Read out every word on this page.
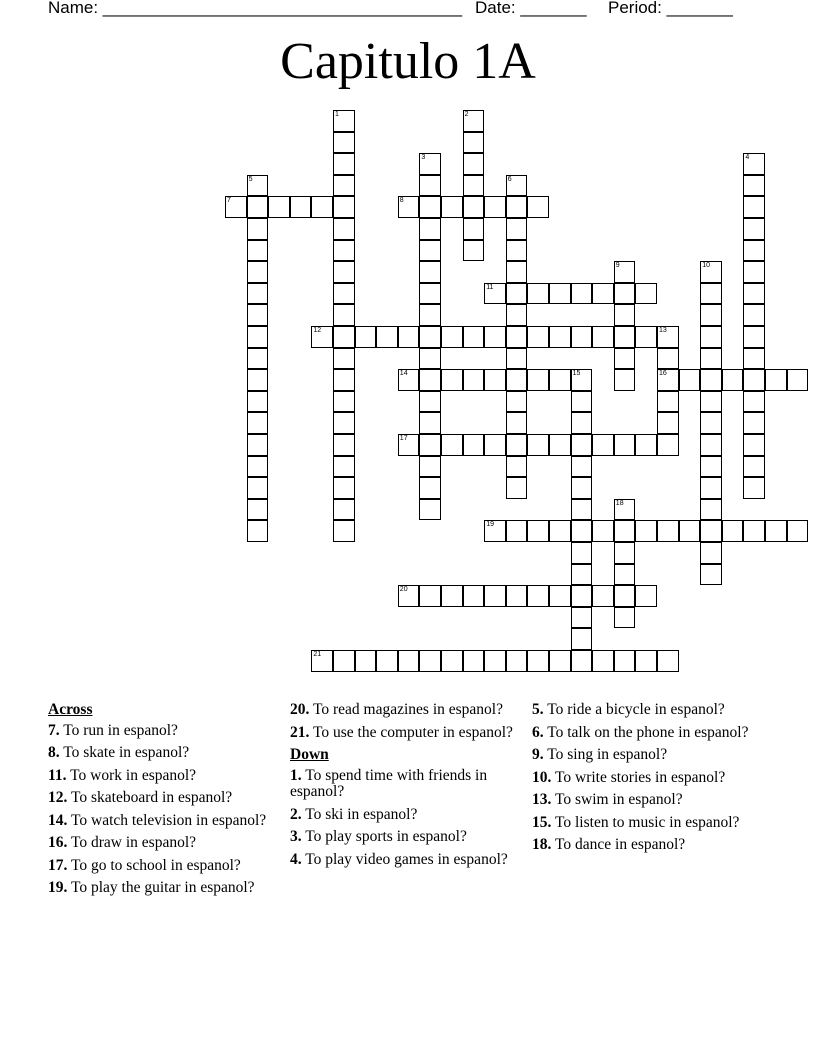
Name: ______________________________________ Date: _______ Period: _______
Capitulo 1A
1	2
3	4
5	6
7	8
9	10
11
12	13
16
14	15
17
18
19
20
21
Across
7. To run in espanol?
8. To skate in espanol?
11. To work in espanol?
12. To skateboard in espanol?
14. To watch television in espanol?
16. To draw in espanol?
17. To go to school in espanol?
19. To play the guitar in espanol?
20. To read magazines in espanol?
21. To use the computer in espanol?
Down
1. To spend time with friends in espanol?
2. To ski in espanol?
3. To play sports in espanol?
4. To play video games in espanol?
5. To ride a bicycle in espanol?
6. To talk on the phone in espanol?
9. To sing in espanol?
10. To write stories in espanol?
13. To swim in espanol?
15. To listen to music in espanol?
18. To dance in espanol?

=====

• _EXERCISE DESCRIPTION_
Return each line of the data, keeping its wording exact and omitting pictures.

• _SOLVED PROBLEM_
Read out every word on this page.
Name: ______________________________________ Date: _______ Period: _______
Capitulo 1A
1	2
3	4
5	6
7	8
9	10
11
12	13
16
14	15
17
18
19
20
21
Across
7. To run in espanol?
8. To skate in espanol?
11. To work in espanol?
12. To skateboard in espanol?
14. To watch television in espanol?
16. To draw in espanol?
17. To go to school in espanol?
19. To play the guitar in espanol?
20. To read magazines in espanol?
21. To use the computer in espanol?
Down
1. To spend time with friends in espanol?
2. To ski in espanol?
3. To play sports in espanol?
4. To play video games in espanol?
5. To ride a bicycle in espanol?
6. To talk on the phone in espanol?
9. To sing in espanol?
10. To write stories in espanol?
13. To swim in espanol?
15. To listen to music in espanol?
18. To dance in espanol?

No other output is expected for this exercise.